Data excerpts
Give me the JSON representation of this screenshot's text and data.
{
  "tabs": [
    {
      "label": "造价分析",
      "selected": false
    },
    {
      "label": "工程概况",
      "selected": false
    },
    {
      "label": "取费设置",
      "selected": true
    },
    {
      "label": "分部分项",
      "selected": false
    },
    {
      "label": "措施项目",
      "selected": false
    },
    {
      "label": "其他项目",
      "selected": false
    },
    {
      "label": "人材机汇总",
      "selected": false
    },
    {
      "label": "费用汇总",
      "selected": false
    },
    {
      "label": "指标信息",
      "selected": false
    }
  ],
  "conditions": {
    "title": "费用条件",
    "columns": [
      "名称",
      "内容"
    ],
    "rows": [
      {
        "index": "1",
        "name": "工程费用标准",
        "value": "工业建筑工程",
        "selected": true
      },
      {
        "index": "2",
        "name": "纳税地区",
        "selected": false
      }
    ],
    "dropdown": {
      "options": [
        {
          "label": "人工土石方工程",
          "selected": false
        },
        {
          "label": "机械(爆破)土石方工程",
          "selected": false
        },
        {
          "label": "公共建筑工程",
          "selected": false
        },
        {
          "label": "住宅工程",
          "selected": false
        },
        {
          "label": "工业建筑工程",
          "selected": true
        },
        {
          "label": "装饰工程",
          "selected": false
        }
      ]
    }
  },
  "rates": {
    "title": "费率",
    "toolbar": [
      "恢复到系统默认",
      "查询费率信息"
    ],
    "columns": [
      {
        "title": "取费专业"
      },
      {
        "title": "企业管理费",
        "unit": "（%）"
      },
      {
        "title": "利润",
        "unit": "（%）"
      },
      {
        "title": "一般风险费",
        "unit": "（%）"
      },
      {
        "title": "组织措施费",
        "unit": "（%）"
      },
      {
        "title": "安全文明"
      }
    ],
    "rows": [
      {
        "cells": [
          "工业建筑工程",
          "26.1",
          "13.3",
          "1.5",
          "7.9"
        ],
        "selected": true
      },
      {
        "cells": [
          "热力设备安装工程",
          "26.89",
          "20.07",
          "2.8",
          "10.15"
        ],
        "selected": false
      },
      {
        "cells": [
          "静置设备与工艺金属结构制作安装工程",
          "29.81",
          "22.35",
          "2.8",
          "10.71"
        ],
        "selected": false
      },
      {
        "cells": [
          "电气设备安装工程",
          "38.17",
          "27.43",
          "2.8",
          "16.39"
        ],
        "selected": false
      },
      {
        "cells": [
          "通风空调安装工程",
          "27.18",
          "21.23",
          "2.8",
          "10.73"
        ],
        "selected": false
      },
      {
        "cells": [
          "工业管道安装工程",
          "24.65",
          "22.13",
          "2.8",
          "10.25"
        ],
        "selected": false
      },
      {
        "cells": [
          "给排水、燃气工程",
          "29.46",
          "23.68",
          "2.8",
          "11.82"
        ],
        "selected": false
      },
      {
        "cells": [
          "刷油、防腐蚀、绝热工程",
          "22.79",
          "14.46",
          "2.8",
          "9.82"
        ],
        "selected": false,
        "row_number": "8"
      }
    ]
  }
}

...

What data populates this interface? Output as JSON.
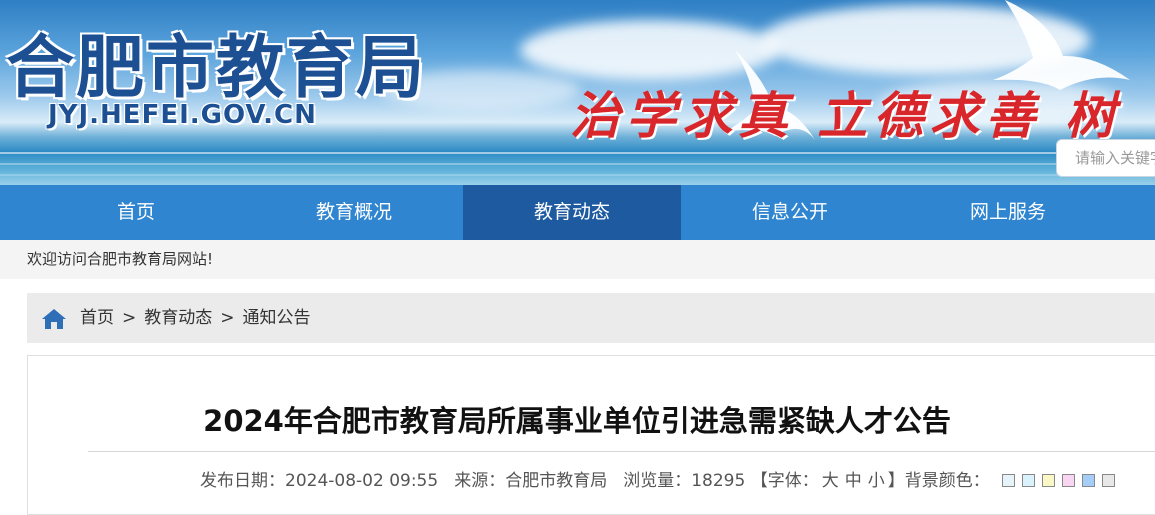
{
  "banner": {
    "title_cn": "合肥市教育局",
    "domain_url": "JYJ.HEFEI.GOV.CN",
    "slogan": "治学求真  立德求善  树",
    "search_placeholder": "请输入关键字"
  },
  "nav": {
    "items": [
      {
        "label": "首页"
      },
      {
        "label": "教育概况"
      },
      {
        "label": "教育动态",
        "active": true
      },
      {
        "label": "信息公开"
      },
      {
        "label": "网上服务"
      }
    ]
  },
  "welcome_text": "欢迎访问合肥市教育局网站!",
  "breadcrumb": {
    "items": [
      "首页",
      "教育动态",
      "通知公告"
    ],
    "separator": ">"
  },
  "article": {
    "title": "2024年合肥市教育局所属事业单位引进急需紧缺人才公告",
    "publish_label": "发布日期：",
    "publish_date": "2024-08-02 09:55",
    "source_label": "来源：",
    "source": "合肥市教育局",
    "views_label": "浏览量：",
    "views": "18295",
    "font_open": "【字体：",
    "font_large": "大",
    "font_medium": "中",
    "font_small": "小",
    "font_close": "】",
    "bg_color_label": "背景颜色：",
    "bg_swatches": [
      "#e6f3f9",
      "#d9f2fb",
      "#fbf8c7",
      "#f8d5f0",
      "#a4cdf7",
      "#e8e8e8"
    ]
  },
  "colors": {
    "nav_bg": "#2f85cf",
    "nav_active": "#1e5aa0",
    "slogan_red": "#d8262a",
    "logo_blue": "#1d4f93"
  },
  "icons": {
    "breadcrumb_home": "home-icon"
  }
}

▶ **Problem**: Locate the word "this" in the entries, and copy every line where it is found.

▶ **Output of the task**:
Give me the JSON representation of this screenshot's text and data.
What data populates this interface? Output as JSON.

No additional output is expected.